• Exercise input:
---+---
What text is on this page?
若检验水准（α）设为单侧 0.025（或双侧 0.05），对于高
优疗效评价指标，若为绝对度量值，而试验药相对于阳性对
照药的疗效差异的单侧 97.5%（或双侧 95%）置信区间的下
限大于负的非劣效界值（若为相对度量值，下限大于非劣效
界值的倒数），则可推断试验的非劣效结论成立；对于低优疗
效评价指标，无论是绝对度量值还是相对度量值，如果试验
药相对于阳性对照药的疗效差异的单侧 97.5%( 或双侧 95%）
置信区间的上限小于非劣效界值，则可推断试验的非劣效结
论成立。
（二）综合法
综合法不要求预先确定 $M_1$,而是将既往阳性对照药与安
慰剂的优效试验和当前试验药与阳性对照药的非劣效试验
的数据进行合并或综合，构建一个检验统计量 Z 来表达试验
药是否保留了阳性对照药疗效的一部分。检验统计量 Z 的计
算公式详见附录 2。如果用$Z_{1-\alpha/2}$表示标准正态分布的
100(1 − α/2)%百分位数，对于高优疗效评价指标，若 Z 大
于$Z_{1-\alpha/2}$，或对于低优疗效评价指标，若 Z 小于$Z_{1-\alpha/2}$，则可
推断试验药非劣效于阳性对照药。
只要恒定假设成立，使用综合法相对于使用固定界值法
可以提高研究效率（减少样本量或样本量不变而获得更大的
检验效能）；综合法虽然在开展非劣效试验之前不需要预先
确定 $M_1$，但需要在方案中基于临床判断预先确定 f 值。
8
---+---
Give the number of lines in the material above that have the word "alpha" in them, and nothing more.

• Final result: 2